- [The exercise]
Write the entries below out again exactly; any picture in them stays out.
---- Given records
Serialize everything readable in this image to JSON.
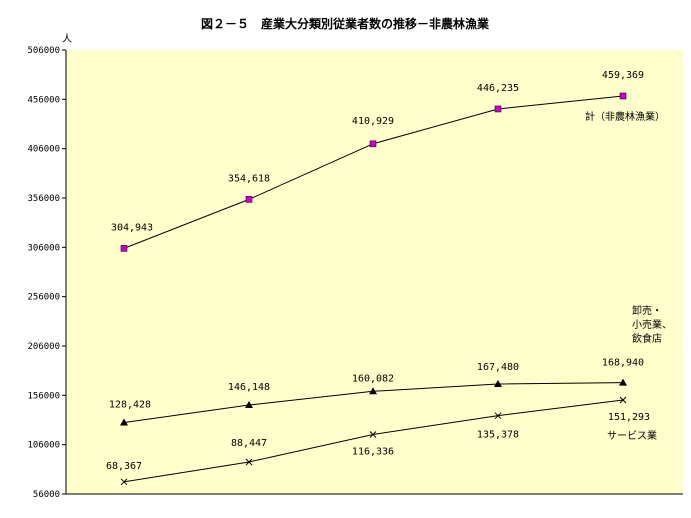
{
  "chart_data": {
    "type": "line",
    "title": "図２－５　産業大分類別従業者数の推移－非農林漁業",
    "y_unit": "人",
    "ylim": [
      56000,
      506000
    ],
    "y_ticks": [
      "506000",
      "456000",
      "406000",
      "356000",
      "306000",
      "256000",
      "206000",
      "156000",
      "106000",
      "56000"
    ],
    "x_points": 5,
    "grid": false,
    "plot_background": "#ffffcc",
    "series": [
      {
        "name": "計（非農林漁業）",
        "marker": "square",
        "marker_color": "#cc00cc",
        "values": [
          304943,
          354618,
          410929,
          446235,
          459369
        ],
        "labels": [
          "304,943",
          "354,618",
          "410,929",
          "446,235",
          "459,369"
        ]
      },
      {
        "name": "卸売・\n小売業、\n飲食店",
        "name_lines": [
          "卸売・",
          "小売業、",
          "飲食店"
        ],
        "marker": "triangle",
        "marker_color": "#000000",
        "values": [
          128428,
          146148,
          160082,
          167480,
          168940
        ],
        "labels": [
          "128,428",
          "146,148",
          "160,082",
          "167,480",
          "168,940"
        ]
      },
      {
        "name": "サービス業",
        "marker": "x",
        "marker_color": "#000000",
        "values": [
          68367,
          88447,
          116336,
          135378,
          151293
        ],
        "labels": [
          "68,367",
          "88,447",
          "116,336",
          "135,378",
          "151,293"
        ]
      }
    ]
  }
}
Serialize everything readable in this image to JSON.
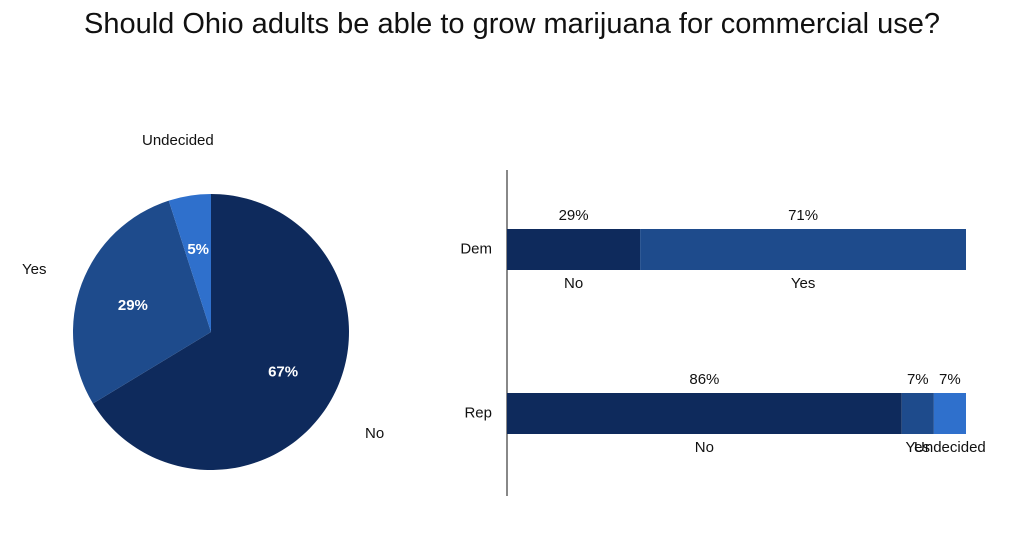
{
  "chart_data": [
    {
      "type": "pie",
      "title": "Should Ohio adults be able to grow marijuana for commercial use?",
      "slices": [
        {
          "label": "No",
          "value": 67,
          "display": "67%",
          "color": "#0e2a5c"
        },
        {
          "label": "Yes",
          "value": 29,
          "display": "29%",
          "color": "#1e4b8c"
        },
        {
          "label": "Undecided",
          "value": 5,
          "display": "5%",
          "color": "#2f70cc"
        }
      ],
      "start_angle_deg": 0,
      "direction": "clockwise"
    },
    {
      "type": "bar",
      "orientation": "horizontal",
      "stacked": true,
      "categories": [
        "Dem",
        "Rep"
      ],
      "series": [
        {
          "name": "No",
          "color": "#0e2a5c",
          "values": [
            29,
            86
          ],
          "display": [
            "29%",
            "86%"
          ]
        },
        {
          "name": "Yes",
          "color": "#1e4b8c",
          "values": [
            71,
            7
          ],
          "display": [
            "71%",
            "7%"
          ]
        },
        {
          "name": "Undecided",
          "color": "#2f70cc",
          "values": [
            0,
            7
          ],
          "display": [
            "",
            "7%"
          ]
        }
      ],
      "xlim": [
        0,
        100
      ]
    }
  ]
}
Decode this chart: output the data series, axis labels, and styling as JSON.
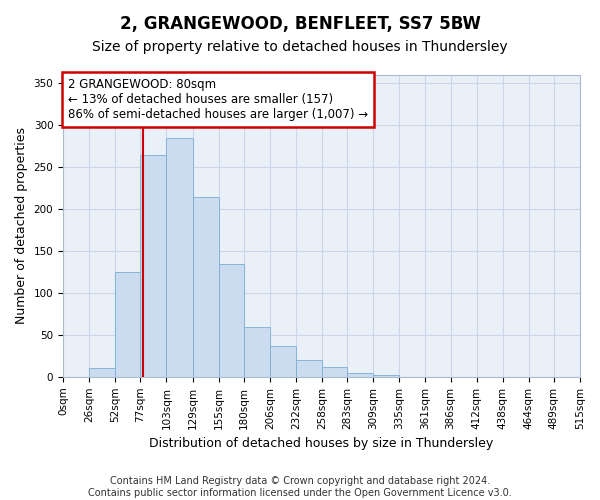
{
  "title": "2, GRANGEWOOD, BENFLEET, SS7 5BW",
  "subtitle": "Size of property relative to detached houses in Thundersley",
  "xlabel": "Distribution of detached houses by size in Thundersley",
  "ylabel": "Number of detached properties",
  "footer_line1": "Contains HM Land Registry data © Crown copyright and database right 2024.",
  "footer_line2": "Contains public sector information licensed under the Open Government Licence v3.0.",
  "bin_edges": [
    0,
    26,
    52,
    77,
    103,
    129,
    155,
    180,
    206,
    232,
    258,
    283,
    309,
    335,
    361,
    386,
    412,
    438,
    464,
    489,
    515
  ],
  "bin_labels": [
    "0sqm",
    "26sqm",
    "52sqm",
    "77sqm",
    "103sqm",
    "129sqm",
    "155sqm",
    "180sqm",
    "206sqm",
    "232sqm",
    "258sqm",
    "283sqm",
    "309sqm",
    "335sqm",
    "361sqm",
    "386sqm",
    "412sqm",
    "438sqm",
    "464sqm",
    "489sqm",
    "515sqm"
  ],
  "bar_heights": [
    0,
    10,
    125,
    265,
    285,
    215,
    135,
    60,
    37,
    20,
    12,
    5,
    2,
    0,
    0,
    0,
    0,
    0,
    0,
    0
  ],
  "bar_color": "#ccdcf0",
  "bar_edge_color": "#7aaed4",
  "property_size": 80,
  "property_label": "2 GRANGEWOOD: 80sqm",
  "annotation_line1": "← 13% of detached houses are smaller (157)",
  "annotation_line2": "86% of semi-detached houses are larger (1,007) →",
  "annotation_box_color": "#ffffff",
  "annotation_box_edge": "#cc0000",
  "vline_color": "#cc0000",
  "ylim": [
    0,
    360
  ],
  "yticks": [
    0,
    50,
    100,
    150,
    200,
    250,
    300,
    350
  ],
  "grid_color": "#ccd6e8",
  "plot_bg_color": "#eaf0f8",
  "title_fontsize": 12,
  "subtitle_fontsize": 10,
  "axis_label_fontsize": 9,
  "tick_fontsize": 7.5,
  "footer_fontsize": 7
}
--------
- [Worked answer]
Serialize everything readable in this image to JSON.
{
  "chart_data": {
    "type": "line",
    "title": "図２－５　産業大分類別従業者数の推移－非農林漁業",
    "y_unit": "人",
    "ylim": [
      56000,
      506000
    ],
    "y_ticks": [
      "506000",
      "456000",
      "406000",
      "356000",
      "306000",
      "256000",
      "206000",
      "156000",
      "106000",
      "56000"
    ],
    "x_points": 5,
    "grid": false,
    "plot_background": "#ffffcc",
    "series": [
      {
        "name": "計（非農林漁業）",
        "marker": "square",
        "marker_color": "#cc00cc",
        "values": [
          304943,
          354618,
          410929,
          446235,
          459369
        ],
        "labels": [
          "304,943",
          "354,618",
          "410,929",
          "446,235",
          "459,369"
        ]
      },
      {
        "name": "卸売・\n小売業、\n飲食店",
        "name_lines": [
          "卸売・",
          "小売業、",
          "飲食店"
        ],
        "marker": "triangle",
        "marker_color": "#000000",
        "values": [
          128428,
          146148,
          160082,
          167480,
          168940
        ],
        "labels": [
          "128,428",
          "146,148",
          "160,082",
          "167,480",
          "168,940"
        ]
      },
      {
        "name": "サービス業",
        "marker": "x",
        "marker_color": "#000000",
        "values": [
          68367,
          88447,
          116336,
          135378,
          151293
        ],
        "labels": [
          "68,367",
          "88,447",
          "116,336",
          "135,378",
          "151,293"
        ]
      }
    ]
  }
}
Serialize everything readable in this image to JSON.
{
  "chart_data": [
    {
      "type": "pie",
      "title": "Should Ohio adults be able to grow marijuana for commercial use?",
      "slices": [
        {
          "label": "No",
          "value": 67,
          "display": "67%",
          "color": "#0e2a5c"
        },
        {
          "label": "Yes",
          "value": 29,
          "display": "29%",
          "color": "#1e4b8c"
        },
        {
          "label": "Undecided",
          "value": 5,
          "display": "5%",
          "color": "#2f70cc"
        }
      ],
      "start_angle_deg": 0,
      "direction": "clockwise"
    },
    {
      "type": "bar",
      "orientation": "horizontal",
      "stacked": true,
      "categories": [
        "Dem",
        "Rep"
      ],
      "series": [
        {
          "name": "No",
          "color": "#0e2a5c",
          "values": [
            29,
            86
          ],
          "display": [
            "29%",
            "86%"
          ]
        },
        {
          "name": "Yes",
          "color": "#1e4b8c",
          "values": [
            71,
            7
          ],
          "display": [
            "71%",
            "7%"
          ]
        },
        {
          "name": "Undecided",
          "color": "#2f70cc",
          "values": [
            0,
            7
          ],
          "display": [
            "",
            "7%"
          ]
        }
      ],
      "xlim": [
        0,
        100
      ]
    }
  ]
}
Decode this chart: output the data series, axis labels, and styling as JSON.
{
  "title": "2, GRANGEWOOD, BENFLEET, SS7 5BW",
  "subtitle": "Size of property relative to detached houses in Thundersley",
  "xlabel": "Distribution of detached houses by size in Thundersley",
  "ylabel": "Number of detached properties",
  "footer_line1": "Contains HM Land Registry data © Crown copyright and database right 2024.",
  "footer_line2": "Contains public sector information licensed under the Open Government Licence v3.0.",
  "bin_edges": [
    0,
    26,
    52,
    77,
    103,
    129,
    155,
    180,
    206,
    232,
    258,
    283,
    309,
    335,
    361,
    386,
    412,
    438,
    464,
    489,
    515
  ],
  "bin_labels": [
    "0sqm",
    "26sqm",
    "52sqm",
    "77sqm",
    "103sqm",
    "129sqm",
    "155sqm",
    "180sqm",
    "206sqm",
    "232sqm",
    "258sqm",
    "283sqm",
    "309sqm",
    "335sqm",
    "361sqm",
    "386sqm",
    "412sqm",
    "438sqm",
    "464sqm",
    "489sqm",
    "515sqm"
  ],
  "bar_heights": [
    0,
    10,
    125,
    265,
    285,
    215,
    135,
    60,
    37,
    20,
    12,
    5,
    2,
    0,
    0,
    0,
    0,
    0,
    0,
    0
  ],
  "bar_color": "#ccdcf0",
  "bar_edge_color": "#7aaed4",
  "property_size": 80,
  "property_label": "2 GRANGEWOOD: 80sqm",
  "annotation_line1": "← 13% of detached houses are smaller (157)",
  "annotation_line2": "86% of semi-detached houses are larger (1,007) →",
  "annotation_box_color": "#ffffff",
  "annotation_box_edge": "#cc0000",
  "vline_color": "#cc0000",
  "ylim": [
    0,
    360
  ],
  "yticks": [
    0,
    50,
    100,
    150,
    200,
    250,
    300,
    350
  ],
  "grid_color": "#ccd6e8",
  "plot_bg_color": "#eaf0f8",
  "title_fontsize": 12,
  "subtitle_fontsize": 10,
  "axis_label_fontsize": 9,
  "tick_fontsize": 7.5,
  "footer_fontsize": 7
}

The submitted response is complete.